___ Data

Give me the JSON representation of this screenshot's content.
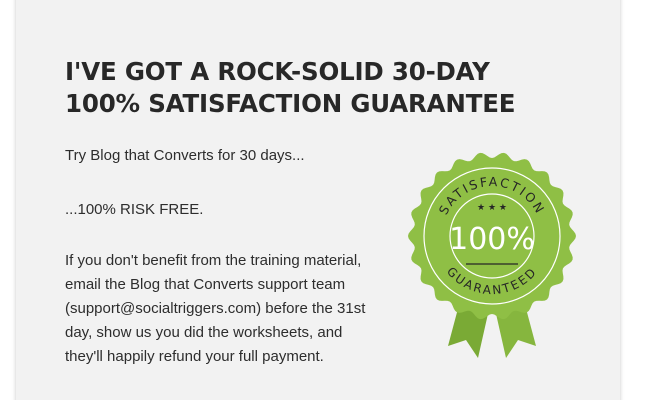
{
  "headline": {
    "line1": "I'VE GOT A ROCK-SOLID 30-DAY",
    "line2": "100% SATISFACTION GUARANTEE"
  },
  "paragraphs": {
    "try": "Try Blog that Converts for 30 days...",
    "risk_free": "...100% RISK FREE.",
    "refund_lines": [
      "If you don't benefit from the training material,",
      "email the Blog that Converts support team",
      "(support@socialtriggers.com) before the 31st",
      "day, show us you did the worksheets, and",
      "they'll happily refund your full payment."
    ]
  },
  "badge": {
    "top_text": "SATISFACTION",
    "stars": "★ ★ ★",
    "percent": "100%",
    "bottom_text": "GUARANTEED",
    "colors": {
      "seal": "#8fbf45",
      "seal_dark": "#7aaa35",
      "ink": "#ffffff",
      "ring_text": "#262626"
    }
  }
}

______

__Directions for this task__: Repeat the records word for word. Any picture in them should be left out.

__Written solution__:
Give me the JSON representation of this screenshot's content.
{
  "headline": {
    "line1": "I'VE GOT A ROCK-SOLID 30-DAY",
    "line2": "100% SATISFACTION GUARANTEE"
  },
  "paragraphs": {
    "try": "Try Blog that Converts for 30 days...",
    "risk_free": "...100% RISK FREE.",
    "refund_lines": [
      "If you don't benefit from the training material,",
      "email the Blog that Converts support team",
      "(support@socialtriggers.com) before the 31st",
      "day, show us you did the worksheets, and",
      "they'll happily refund your full payment."
    ]
  },
  "badge": {
    "top_text": "SATISFACTION",
    "stars": "★ ★ ★",
    "percent": "100%",
    "bottom_text": "GUARANTEED",
    "colors": {
      "seal": "#8fbf45",
      "seal_dark": "#7aaa35",
      "ink": "#ffffff",
      "ring_text": "#262626"
    }
  }
}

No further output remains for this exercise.